[Figure collection entries]
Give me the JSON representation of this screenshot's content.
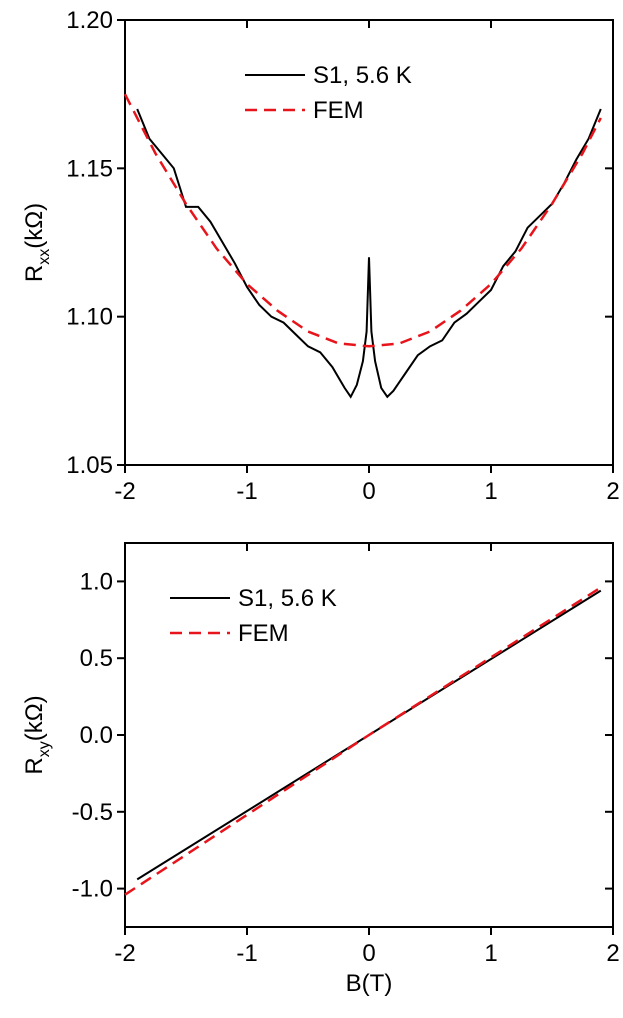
{
  "chart_data": [
    {
      "type": "line",
      "y_label": {
        "main": "R",
        "sub": "xx",
        "unit": "(kΩ)"
      },
      "xlim": [
        -2,
        2
      ],
      "xticks": [
        -2,
        -1,
        0,
        1,
        2
      ],
      "ylim": [
        1.05,
        1.2
      ],
      "yticks": [
        1.05,
        {
          "value": 1.1,
          "label": "1.10"
        },
        1.15,
        {
          "value": 1.2,
          "label": "1.20"
        }
      ],
      "legend": "upper center",
      "series": [
        {
          "name": "S1, 5.6 K",
          "color": "#000000",
          "style": "solid",
          "x": [
            -1.9,
            -1.8,
            -1.7,
            -1.6,
            -1.5,
            -1.4,
            -1.3,
            -1.2,
            -1.1,
            -1.0,
            -0.9,
            -0.8,
            -0.7,
            -0.6,
            -0.5,
            -0.4,
            -0.3,
            -0.2,
            -0.15,
            -0.1,
            -0.05,
            -0.02,
            0,
            0.02,
            0.05,
            0.1,
            0.15,
            0.2,
            0.3,
            0.4,
            0.5,
            0.6,
            0.7,
            0.8,
            0.9,
            1.0,
            1.1,
            1.2,
            1.3,
            1.4,
            1.5,
            1.6,
            1.7,
            1.8,
            1.9
          ],
          "values": [
            1.17,
            1.16,
            1.155,
            1.15,
            1.137,
            1.137,
            1.132,
            1.125,
            1.118,
            1.11,
            1.104,
            1.1,
            1.098,
            1.094,
            1.09,
            1.088,
            1.083,
            1.076,
            1.073,
            1.077,
            1.085,
            1.095,
            1.12,
            1.095,
            1.085,
            1.076,
            1.073,
            1.075,
            1.081,
            1.087,
            1.09,
            1.092,
            1.098,
            1.101,
            1.105,
            1.109,
            1.117,
            1.122,
            1.13,
            1.134,
            1.138,
            1.145,
            1.153,
            1.16,
            1.17
          ]
        },
        {
          "name": "FEM",
          "color": "#e8141b",
          "style": "dashed",
          "x": [
            -2,
            -1.75,
            -1.5,
            -1.25,
            -1,
            -0.75,
            -0.5,
            -0.25,
            0,
            0.25,
            0.5,
            0.75,
            1,
            1.25,
            1.5,
            1.75,
            1.9
          ],
          "values": [
            1.175,
            1.155,
            1.138,
            1.123,
            1.111,
            1.102,
            1.095,
            1.091,
            1.09,
            1.091,
            1.095,
            1.102,
            1.111,
            1.123,
            1.138,
            1.155,
            1.167
          ]
        }
      ]
    },
    {
      "type": "line",
      "x_label": "B(T)",
      "y_label": {
        "main": "R",
        "sub": "xy",
        "unit": "(kΩ)"
      },
      "xlim": [
        -2,
        2
      ],
      "xticks": [
        -2,
        -1,
        0,
        1,
        2
      ],
      "ylim": [
        -1.25,
        1.25
      ],
      "yticks": [
        {
          "value": -1,
          "label": "-1.0"
        },
        -0.5,
        {
          "value": 0,
          "label": "0.0"
        },
        0.5,
        {
          "value": 1,
          "label": "1.0"
        }
      ],
      "legend": "upper left",
      "series": [
        {
          "name": "S1, 5.6 K",
          "color": "#000000",
          "style": "solid",
          "x": [
            -1.9,
            0,
            1.9
          ],
          "values": [
            -0.94,
            0,
            0.94
          ]
        },
        {
          "name": "FEM",
          "color": "#e8141b",
          "style": "dashed",
          "x": [
            -2,
            0,
            1.9
          ],
          "values": [
            -1.04,
            0,
            0.96
          ]
        }
      ]
    }
  ]
}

*CHALLENGE*
Apart from the pictures, the entries above are to be repeated in full and exactly.

*EXPECTED ANSWER*
Give me the JSON representation of this screenshot's content.
{
  "chart_data": [
    {
      "type": "line",
      "y_label": {
        "main": "R",
        "sub": "xx",
        "unit": "(kΩ)"
      },
      "xlim": [
        -2,
        2
      ],
      "xticks": [
        -2,
        -1,
        0,
        1,
        2
      ],
      "ylim": [
        1.05,
        1.2
      ],
      "yticks": [
        1.05,
        {
          "value": 1.1,
          "label": "1.10"
        },
        1.15,
        {
          "value": 1.2,
          "label": "1.20"
        }
      ],
      "legend": "upper center",
      "series": [
        {
          "name": "S1, 5.6 K",
          "color": "#000000",
          "style": "solid",
          "x": [
            -1.9,
            -1.8,
            -1.7,
            -1.6,
            -1.5,
            -1.4,
            -1.3,
            -1.2,
            -1.1,
            -1.0,
            -0.9,
            -0.8,
            -0.7,
            -0.6,
            -0.5,
            -0.4,
            -0.3,
            -0.2,
            -0.15,
            -0.1,
            -0.05,
            -0.02,
            0,
            0.02,
            0.05,
            0.1,
            0.15,
            0.2,
            0.3,
            0.4,
            0.5,
            0.6,
            0.7,
            0.8,
            0.9,
            1.0,
            1.1,
            1.2,
            1.3,
            1.4,
            1.5,
            1.6,
            1.7,
            1.8,
            1.9
          ],
          "values": [
            1.17,
            1.16,
            1.155,
            1.15,
            1.137,
            1.137,
            1.132,
            1.125,
            1.118,
            1.11,
            1.104,
            1.1,
            1.098,
            1.094,
            1.09,
            1.088,
            1.083,
            1.076,
            1.073,
            1.077,
            1.085,
            1.095,
            1.12,
            1.095,
            1.085,
            1.076,
            1.073,
            1.075,
            1.081,
            1.087,
            1.09,
            1.092,
            1.098,
            1.101,
            1.105,
            1.109,
            1.117,
            1.122,
            1.13,
            1.134,
            1.138,
            1.145,
            1.153,
            1.16,
            1.17
          ]
        },
        {
          "name": "FEM",
          "color": "#e8141b",
          "style": "dashed",
          "x": [
            -2,
            -1.75,
            -1.5,
            -1.25,
            -1,
            -0.75,
            -0.5,
            -0.25,
            0,
            0.25,
            0.5,
            0.75,
            1,
            1.25,
            1.5,
            1.75,
            1.9
          ],
          "values": [
            1.175,
            1.155,
            1.138,
            1.123,
            1.111,
            1.102,
            1.095,
            1.091,
            1.09,
            1.091,
            1.095,
            1.102,
            1.111,
            1.123,
            1.138,
            1.155,
            1.167
          ]
        }
      ]
    },
    {
      "type": "line",
      "x_label": "B(T)",
      "y_label": {
        "main": "R",
        "sub": "xy",
        "unit": "(kΩ)"
      },
      "xlim": [
        -2,
        2
      ],
      "xticks": [
        -2,
        -1,
        0,
        1,
        2
      ],
      "ylim": [
        -1.25,
        1.25
      ],
      "yticks": [
        {
          "value": -1,
          "label": "-1.0"
        },
        -0.5,
        {
          "value": 0,
          "label": "0.0"
        },
        0.5,
        {
          "value": 1,
          "label": "1.0"
        }
      ],
      "legend": "upper left",
      "series": [
        {
          "name": "S1, 5.6 K",
          "color": "#000000",
          "style": "solid",
          "x": [
            -1.9,
            0,
            1.9
          ],
          "values": [
            -0.94,
            0,
            0.94
          ]
        },
        {
          "name": "FEM",
          "color": "#e8141b",
          "style": "dashed",
          "x": [
            -2,
            0,
            1.9
          ],
          "values": [
            -1.04,
            0,
            0.96
          ]
        }
      ]
    }
  ]
}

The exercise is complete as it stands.